Work to be completed
Give the number of lines in the listing that hold the word "this". Write nothing but that number.
** Start **
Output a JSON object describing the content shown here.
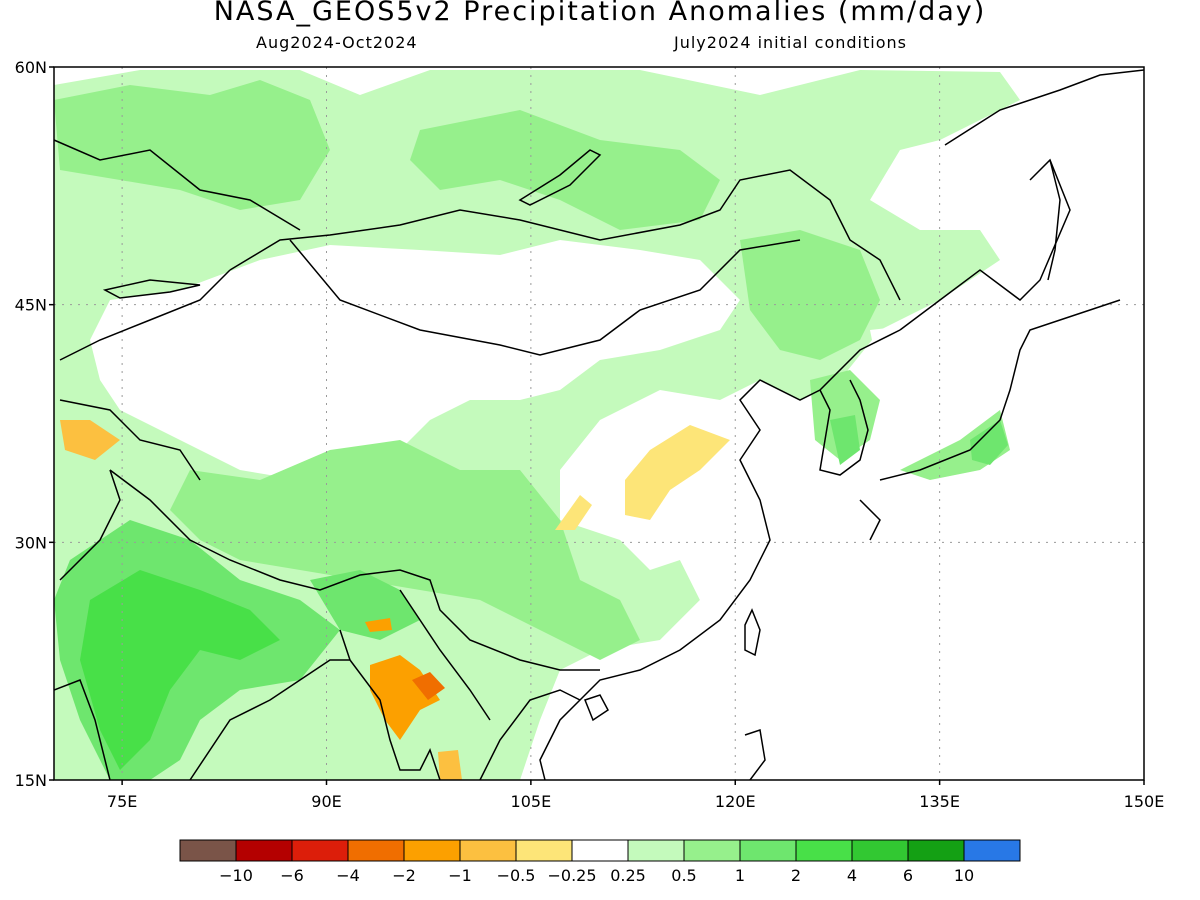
{
  "map": {
    "title": "NASA_GEOS5v2 Precipitation Anomalies (mm/day)",
    "subtitle_left": "Aug2024-Oct2024",
    "subtitle_right": "July2024 initial conditions",
    "lat_labels": [
      "60N",
      "45N",
      "30N",
      "15N"
    ],
    "lat_values": [
      60,
      45,
      30,
      15
    ],
    "lon_labels": [
      "75E",
      "90E",
      "105E",
      "120E",
      "135E",
      "150E"
    ],
    "lon_values": [
      75,
      90,
      105,
      120,
      135,
      150
    ],
    "extent": {
      "lon_min": 70,
      "lon_max": 150,
      "lat_min": 15,
      "lat_max": 60
    },
    "gridlines": "dotted"
  },
  "colorbar": {
    "bins": [
      {
        "color": "#7a5448"
      },
      {
        "color": "#b40000"
      },
      {
        "color": "#dc1e0a"
      },
      {
        "color": "#f06e00"
      },
      {
        "color": "#fca000"
      },
      {
        "color": "#fcc040"
      },
      {
        "color": "#fde578"
      },
      {
        "color": "#ffffff"
      },
      {
        "color": "#c4fabc"
      },
      {
        "color": "#96f08c"
      },
      {
        "color": "#6ee66e"
      },
      {
        "color": "#48e048"
      },
      {
        "color": "#32c832"
      },
      {
        "color": "#14a014"
      },
      {
        "color": "#2878e6"
      }
    ],
    "labels": [
      "−10",
      "−6",
      "−4",
      "−2",
      "−1",
      "−0.5",
      "−0.25",
      "0.25",
      "0.5",
      "1",
      "2",
      "4",
      "6",
      "10"
    ]
  },
  "regions": [
    {
      "name": "siberia-positive",
      "level": "0.5",
      "color": "#c4fabc"
    },
    {
      "name": "india-positive",
      "level": "2",
      "color": "#48e048"
    },
    {
      "name": "tibet-positive",
      "level": "1",
      "color": "#96f08c"
    },
    {
      "name": "north-china-negative",
      "level": "-0.5",
      "color": "#fde578"
    },
    {
      "name": "indochina-negative",
      "level": "-2",
      "color": "#f06e00"
    },
    {
      "name": "japan-positive",
      "level": "2",
      "color": "#6ee66e"
    }
  ]
}
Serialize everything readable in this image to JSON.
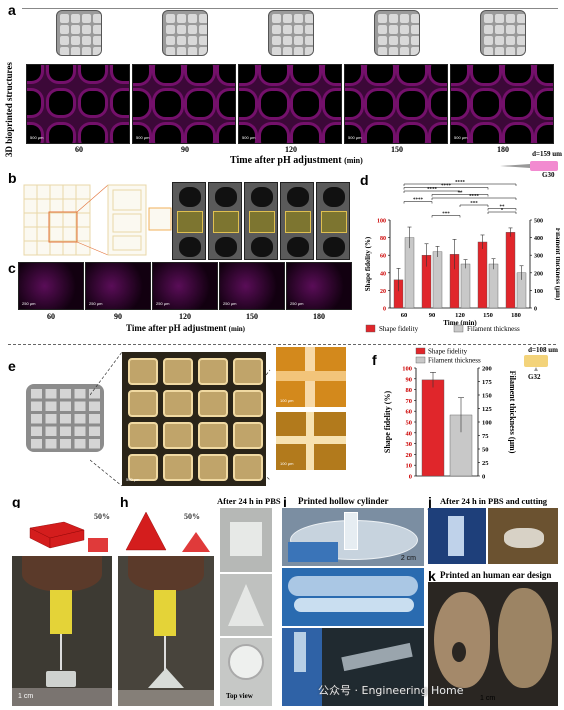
{
  "panel_letters": {
    "a": "a",
    "b": "b",
    "c": "c",
    "d": "d",
    "e": "e",
    "f": "f",
    "g": "g",
    "h": "h",
    "i": "i",
    "j": "j",
    "k": "k"
  },
  "panel_a": {
    "ylabel": "3D bioprinted structures",
    "times": [
      "60",
      "90",
      "120",
      "150",
      "180"
    ],
    "xlabel": "Time after pH adjustment",
    "xunit": "(min)",
    "scalebar": "500 μm"
  },
  "panel_c": {
    "times": [
      "60",
      "90",
      "120",
      "150",
      "180"
    ],
    "xlabel": "Time after pH adjustment",
    "xunit": "(min)",
    "scalebar": "250 μm"
  },
  "needle_d": {
    "label": "d=159 um",
    "gauge": "G30"
  },
  "needle_f": {
    "label": "d=108 um",
    "gauge": "G32"
  },
  "panel_e": {
    "scalebar_main": "500 μm",
    "scalebar_top": "100 μm",
    "scalebar_bottom": "100 μm"
  },
  "panel_g": {
    "percent": "50%",
    "scalebar": "1 cm"
  },
  "panel_h": {
    "percent": "50%",
    "after_label": "After 24 h in PBS",
    "top_view": "Top view"
  },
  "panel_i": {
    "title": "Printed hollow cylinder",
    "scalebar": "2 cm"
  },
  "panel_j": {
    "title": "After 24 h in PBS and cutting"
  },
  "panel_k": {
    "title": "Printed an human ear design",
    "scalebar": "1 cm"
  },
  "watermark": "公众号 · Engineering Home",
  "chart_data": [
    {
      "id": "d",
      "type": "bar",
      "categories": [
        "60",
        "90",
        "120",
        "150",
        "180"
      ],
      "xlabel": "Time (min)",
      "ylabel_left": "Shape fidelity (%)",
      "ylabel_right": "Filament thickness (μm)",
      "ylim_left": [
        0,
        100
      ],
      "ylim_right": [
        0,
        500
      ],
      "yticks_left": [
        "0",
        "10",
        "20",
        "30",
        "40",
        "50",
        "60",
        "70",
        "80",
        "90",
        "100"
      ],
      "yticks_right": [
        "0",
        "100",
        "200",
        "300",
        "400",
        "500"
      ],
      "series": [
        {
          "name": "Shape fidelity",
          "axis": "left",
          "color": "#e0262b",
          "values": [
            32,
            60,
            61,
            75,
            86
          ],
          "errors": [
            13,
            13,
            17,
            8,
            5
          ]
        },
        {
          "name": "Filament thickness",
          "axis": "right",
          "color": "#c8c8c8",
          "values": [
            400,
            320,
            250,
            250,
            200
          ],
          "errors": [
            60,
            30,
            25,
            30,
            40
          ]
        }
      ],
      "significance": [
        {
          "label": "****",
          "from": 0,
          "to": 4
        },
        {
          "label": "****",
          "from": 0,
          "to": 3
        },
        {
          "label": "****",
          "from": 0,
          "to": 2
        },
        {
          "label": "**",
          "from": 1,
          "to": 3
        },
        {
          "label": "****",
          "from": 1,
          "to": 4
        },
        {
          "label": "****",
          "from": 0,
          "to": 1
        },
        {
          "label": "***",
          "from": 2,
          "to": 3
        },
        {
          "label": "**",
          "from": 3,
          "to": 4
        },
        {
          "label": "*",
          "from": 3,
          "to": 4
        },
        {
          "label": "***",
          "from": 1,
          "to": 2
        }
      ],
      "legend": [
        "Shape fidelity",
        "Filament thickness"
      ]
    },
    {
      "id": "f",
      "type": "bar",
      "categories": [
        ""
      ],
      "ylabel_left": "Shape fidelity (%)",
      "ylabel_right": "Filament thickness (μm)",
      "ylim_left": [
        0,
        100
      ],
      "ylim_right": [
        0,
        200
      ],
      "yticks_left": [
        "0",
        "10",
        "20",
        "30",
        "40",
        "50",
        "60",
        "70",
        "80",
        "90",
        "100"
      ],
      "yticks_right": [
        "0",
        "25",
        "50",
        "75",
        "100",
        "125",
        "150",
        "175",
        "200"
      ],
      "series": [
        {
          "name": "Shape fidelity",
          "axis": "left",
          "color": "#e0262b",
          "values": [
            89
          ],
          "errors": [
            7
          ]
        },
        {
          "name": "Filament thickness",
          "axis": "right",
          "color": "#c8c8c8",
          "values": [
            113
          ],
          "errors": [
            32
          ]
        }
      ],
      "legend": [
        "Shape fidelity",
        "Filament thickness"
      ]
    }
  ]
}
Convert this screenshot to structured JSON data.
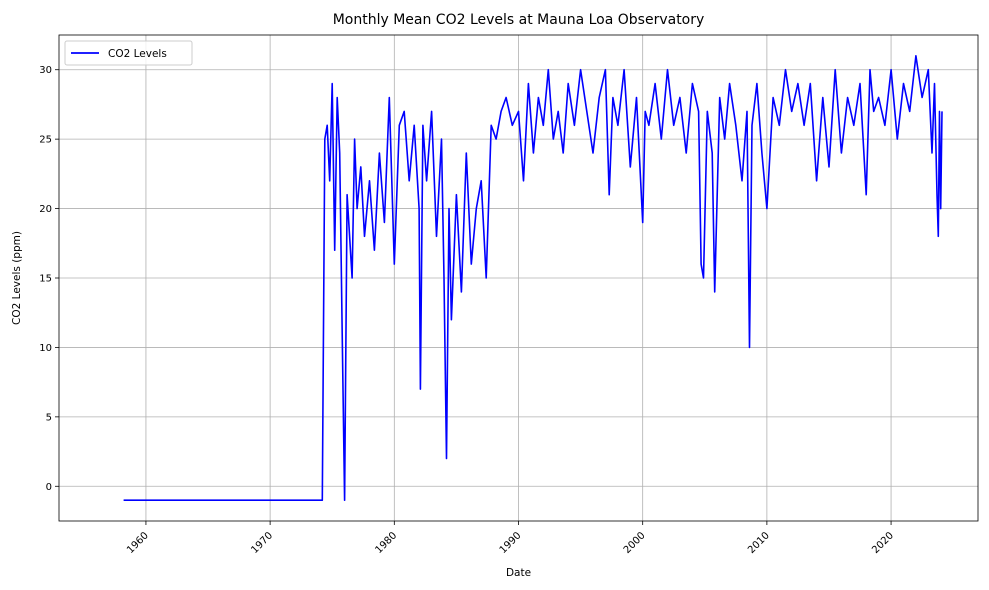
{
  "chart_data": {
    "type": "line",
    "title": "Monthly Mean CO2 Levels at Mauna Loa Observatory",
    "xlabel": "Date",
    "ylabel": "CO2 Levels (ppm)",
    "xlim": [
      1953,
      2027
    ],
    "ylim": [
      -2.5,
      32.5
    ],
    "x_ticks": [
      1960,
      1970,
      1980,
      1990,
      2000,
      2010,
      2020
    ],
    "y_ticks": [
      0,
      5,
      10,
      15,
      20,
      25,
      30
    ],
    "grid": true,
    "legend_position": "upper-left",
    "series": [
      {
        "name": "CO2 Levels",
        "color": "#0000ff",
        "x": [
          1958.2,
          1974.2,
          1974.4,
          1974.6,
          1974.8,
          1975.0,
          1975.2,
          1975.4,
          1975.6,
          1975.8,
          1976.0,
          1976.2,
          1976.4,
          1976.6,
          1976.8,
          1977.0,
          1977.3,
          1977.6,
          1978.0,
          1978.4,
          1978.8,
          1979.2,
          1979.6,
          1980.0,
          1980.4,
          1980.8,
          1981.2,
          1981.6,
          1982.0,
          1982.1,
          1982.3,
          1982.6,
          1983.0,
          1983.4,
          1983.8,
          1984.0,
          1984.2,
          1984.4,
          1984.6,
          1985.0,
          1985.4,
          1985.8,
          1986.2,
          1986.6,
          1987.0,
          1987.4,
          1987.8,
          1988.2,
          1988.6,
          1989.0,
          1989.5,
          1990.0,
          1990.4,
          1990.8,
          1991.2,
          1991.6,
          1992.0,
          1992.4,
          1992.8,
          1993.2,
          1993.6,
          1994.0,
          1994.5,
          1995.0,
          1995.5,
          1996.0,
          1996.5,
          1997.0,
          1997.3,
          1997.6,
          1998.0,
          1998.5,
          1999.0,
          1999.5,
          2000.0,
          2000.2,
          2000.5,
          2001.0,
          2001.5,
          2002.0,
          2002.5,
          2003.0,
          2003.5,
          2004.0,
          2004.5,
          2004.7,
          2004.9,
          2005.2,
          2005.6,
          2005.8,
          2006.2,
          2006.6,
          2007.0,
          2007.5,
          2008.0,
          2008.4,
          2008.6,
          2008.8,
          2009.2,
          2009.6,
          2010.0,
          2010.5,
          2011.0,
          2011.5,
          2012.0,
          2012.5,
          2013.0,
          2013.5,
          2014.0,
          2014.5,
          2015.0,
          2015.5,
          2016.0,
          2016.5,
          2017.0,
          2017.5,
          2018.0,
          2018.3,
          2018.6,
          2019.0,
          2019.5,
          2020.0,
          2020.5,
          2021.0,
          2021.5,
          2022.0,
          2022.5,
          2023.0,
          2023.3,
          2023.5,
          2023.7,
          2023.8,
          2023.9,
          2024.0,
          2024.1
        ],
        "y": [
          -1,
          -1,
          25,
          26,
          22,
          29,
          17,
          28,
          24,
          11,
          -1,
          21,
          18,
          15,
          25,
          20,
          23,
          18,
          22,
          17,
          24,
          19,
          28,
          16,
          26,
          27,
          22,
          26,
          20,
          7,
          26,
          22,
          27,
          18,
          25,
          15,
          2,
          20,
          12,
          21,
          14,
          24,
          16,
          20,
          22,
          15,
          26,
          25,
          27,
          28,
          26,
          27,
          22,
          29,
          24,
          28,
          26,
          30,
          25,
          27,
          24,
          29,
          26,
          30,
          27,
          24,
          28,
          30,
          21,
          28,
          26,
          30,
          23,
          28,
          19,
          27,
          26,
          29,
          25,
          30,
          26,
          28,
          24,
          29,
          27,
          16,
          15,
          27,
          24,
          14,
          28,
          25,
          29,
          26,
          22,
          27,
          10,
          26,
          29,
          24,
          20,
          28,
          26,
          30,
          27,
          29,
          26,
          29,
          22,
          28,
          23,
          30,
          24,
          28,
          26,
          29,
          21,
          30,
          27,
          28,
          26,
          30,
          25,
          29,
          27,
          31,
          28,
          30,
          24,
          29,
          21,
          18,
          27,
          20,
          27
        ]
      }
    ]
  }
}
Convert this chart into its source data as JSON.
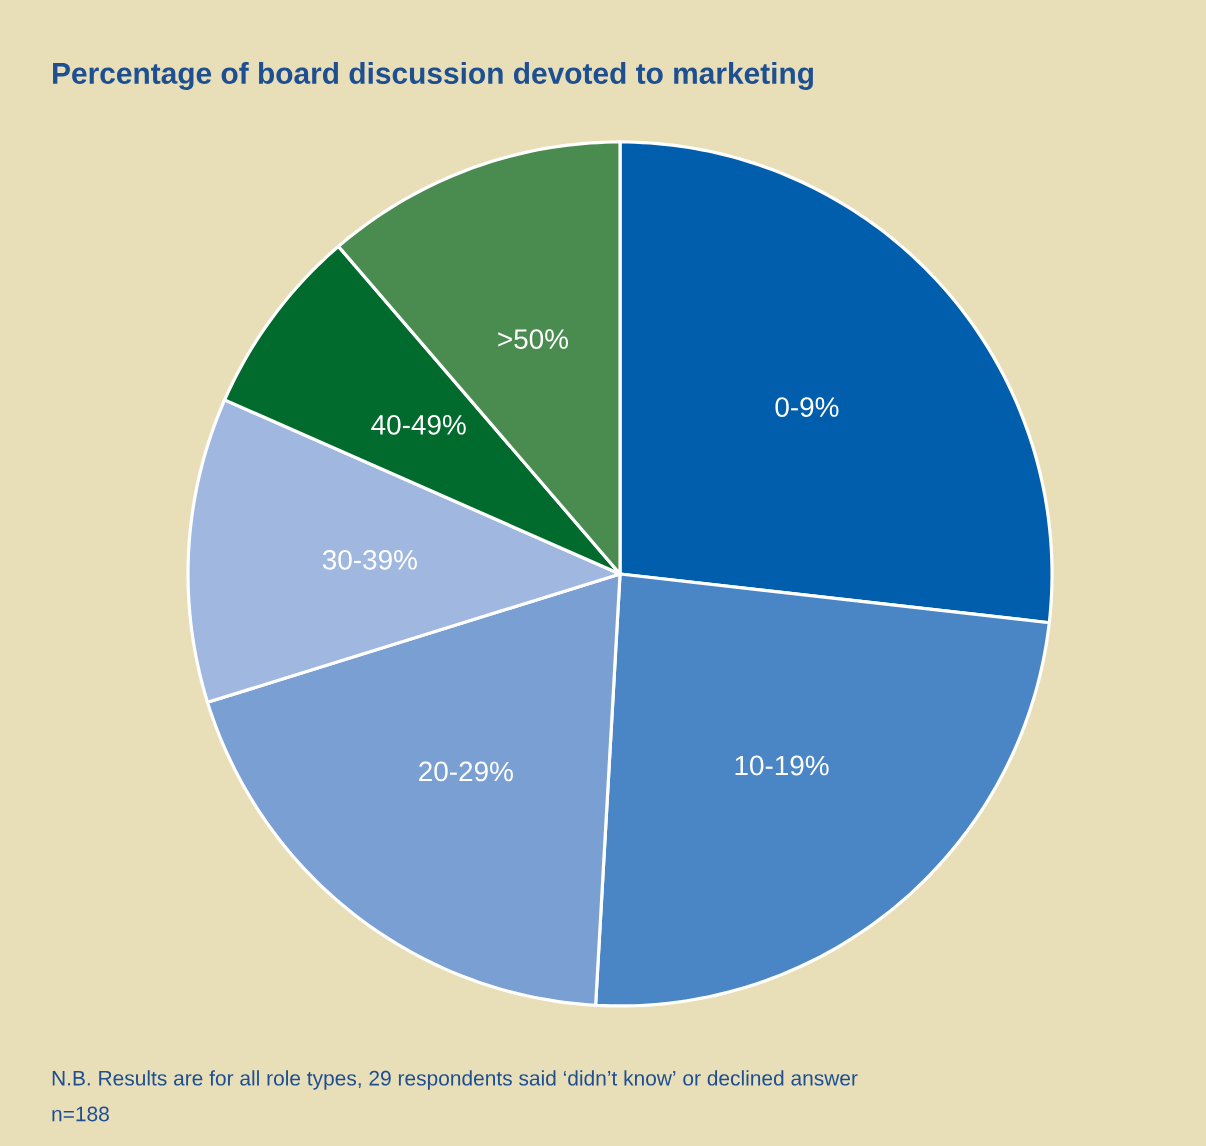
{
  "chart_data": {
    "type": "pie",
    "title": "Percentage of board discussion devoted to marketing",
    "categories": [
      "0-9%",
      "10-19%",
      "20-29%",
      "30-39%",
      "40-49%",
      ">50%"
    ],
    "values": [
      26.8,
      24.1,
      19.3,
      11.4,
      7.1,
      11.3
    ],
    "colors": [
      "#005ead",
      "#4a86c5",
      "#7a9fd3",
      "#a0b8e0",
      "#006b2c",
      "#4a8c50"
    ],
    "annotations": [
      "N.B. Results are for all role types, 29 respondents said ‘didn’t know’ or declined answer",
      "n=188"
    ]
  }
}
** End **
The output
3